Find the word "object" in the data. Return every line where it appears.

# Data excerpts:
■ ■ ■

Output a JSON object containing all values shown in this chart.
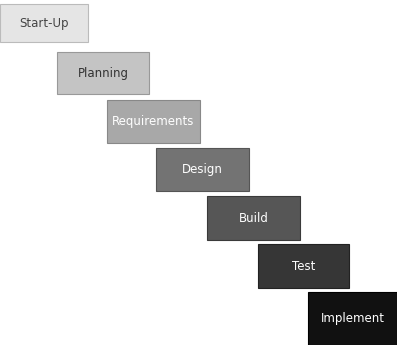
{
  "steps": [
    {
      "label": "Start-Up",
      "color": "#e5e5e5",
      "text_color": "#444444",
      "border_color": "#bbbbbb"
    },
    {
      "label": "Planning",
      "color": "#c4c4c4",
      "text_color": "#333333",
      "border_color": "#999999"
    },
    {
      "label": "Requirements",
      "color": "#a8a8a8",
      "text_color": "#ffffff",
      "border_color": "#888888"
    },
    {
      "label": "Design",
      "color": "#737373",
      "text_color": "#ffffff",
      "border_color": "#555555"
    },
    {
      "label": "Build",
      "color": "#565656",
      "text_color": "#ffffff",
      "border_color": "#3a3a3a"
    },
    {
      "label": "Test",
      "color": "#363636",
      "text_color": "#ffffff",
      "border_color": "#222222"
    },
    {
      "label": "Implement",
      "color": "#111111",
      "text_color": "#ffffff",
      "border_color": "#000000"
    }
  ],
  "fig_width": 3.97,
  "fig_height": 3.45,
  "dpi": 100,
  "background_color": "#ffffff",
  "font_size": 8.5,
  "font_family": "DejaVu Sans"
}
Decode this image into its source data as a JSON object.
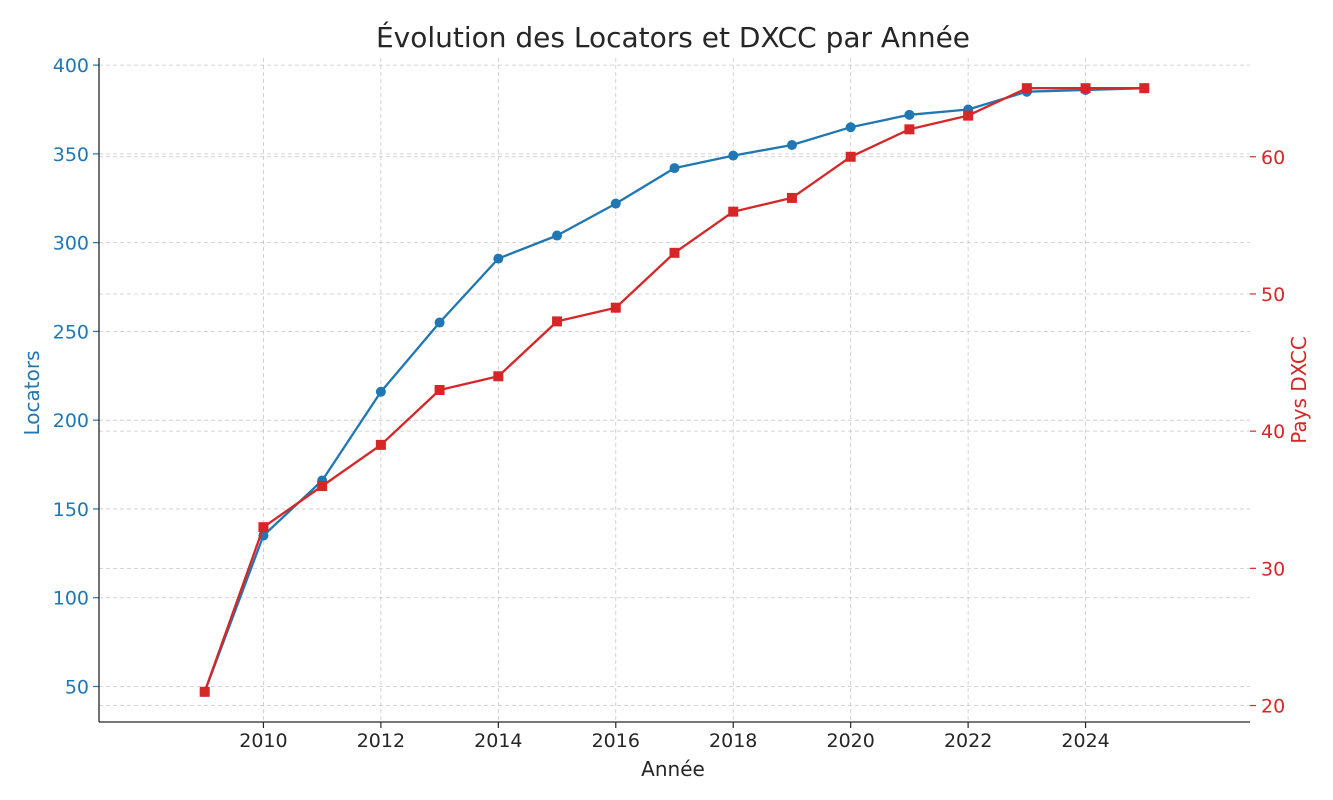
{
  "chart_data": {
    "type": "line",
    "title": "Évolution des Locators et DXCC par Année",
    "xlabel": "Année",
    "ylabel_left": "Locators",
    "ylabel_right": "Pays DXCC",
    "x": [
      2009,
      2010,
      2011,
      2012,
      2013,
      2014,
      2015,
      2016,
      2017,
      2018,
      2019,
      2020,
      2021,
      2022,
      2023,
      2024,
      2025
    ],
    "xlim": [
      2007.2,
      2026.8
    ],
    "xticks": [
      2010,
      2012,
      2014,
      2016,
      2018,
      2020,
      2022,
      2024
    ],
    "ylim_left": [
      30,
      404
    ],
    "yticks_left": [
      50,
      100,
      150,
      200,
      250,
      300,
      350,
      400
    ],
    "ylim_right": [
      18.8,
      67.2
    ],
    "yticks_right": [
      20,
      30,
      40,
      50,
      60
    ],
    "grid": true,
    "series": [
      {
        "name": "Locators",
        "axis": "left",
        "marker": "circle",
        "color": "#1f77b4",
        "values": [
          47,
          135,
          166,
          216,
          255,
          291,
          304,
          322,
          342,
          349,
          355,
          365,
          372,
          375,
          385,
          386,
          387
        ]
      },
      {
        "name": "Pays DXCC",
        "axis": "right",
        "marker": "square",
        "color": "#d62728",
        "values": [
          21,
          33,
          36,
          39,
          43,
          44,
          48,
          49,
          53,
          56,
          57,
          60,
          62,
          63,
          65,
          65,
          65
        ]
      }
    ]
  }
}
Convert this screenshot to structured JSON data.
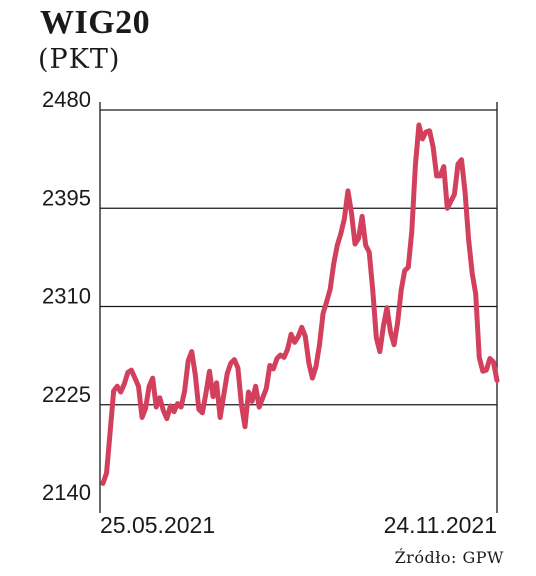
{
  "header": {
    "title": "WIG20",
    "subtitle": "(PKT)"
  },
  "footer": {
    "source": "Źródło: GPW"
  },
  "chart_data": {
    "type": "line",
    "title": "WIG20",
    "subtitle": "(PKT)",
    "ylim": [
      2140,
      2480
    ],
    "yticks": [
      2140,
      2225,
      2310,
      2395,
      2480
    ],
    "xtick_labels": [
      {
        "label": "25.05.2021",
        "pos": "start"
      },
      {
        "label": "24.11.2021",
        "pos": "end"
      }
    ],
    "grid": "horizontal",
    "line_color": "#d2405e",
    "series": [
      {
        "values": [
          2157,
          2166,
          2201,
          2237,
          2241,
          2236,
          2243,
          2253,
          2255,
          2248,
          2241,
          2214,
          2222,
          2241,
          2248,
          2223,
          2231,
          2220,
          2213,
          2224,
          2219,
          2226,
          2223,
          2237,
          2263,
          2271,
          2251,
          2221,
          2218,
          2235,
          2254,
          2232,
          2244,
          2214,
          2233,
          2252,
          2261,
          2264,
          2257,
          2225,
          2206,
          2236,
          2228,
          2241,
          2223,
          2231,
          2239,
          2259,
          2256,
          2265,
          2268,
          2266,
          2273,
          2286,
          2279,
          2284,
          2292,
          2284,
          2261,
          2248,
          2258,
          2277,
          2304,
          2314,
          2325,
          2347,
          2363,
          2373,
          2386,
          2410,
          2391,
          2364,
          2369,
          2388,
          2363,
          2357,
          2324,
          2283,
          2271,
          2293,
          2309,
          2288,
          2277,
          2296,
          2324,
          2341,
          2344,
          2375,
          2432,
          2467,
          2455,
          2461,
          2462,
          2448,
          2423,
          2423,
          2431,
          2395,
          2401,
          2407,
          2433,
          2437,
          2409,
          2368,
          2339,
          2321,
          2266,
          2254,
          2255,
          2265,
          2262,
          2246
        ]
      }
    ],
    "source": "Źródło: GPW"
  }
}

■ ■ ■

# Answer below:
Output a JSON object containing all values shown in this chart.
Decode this image into its source data as a JSON object.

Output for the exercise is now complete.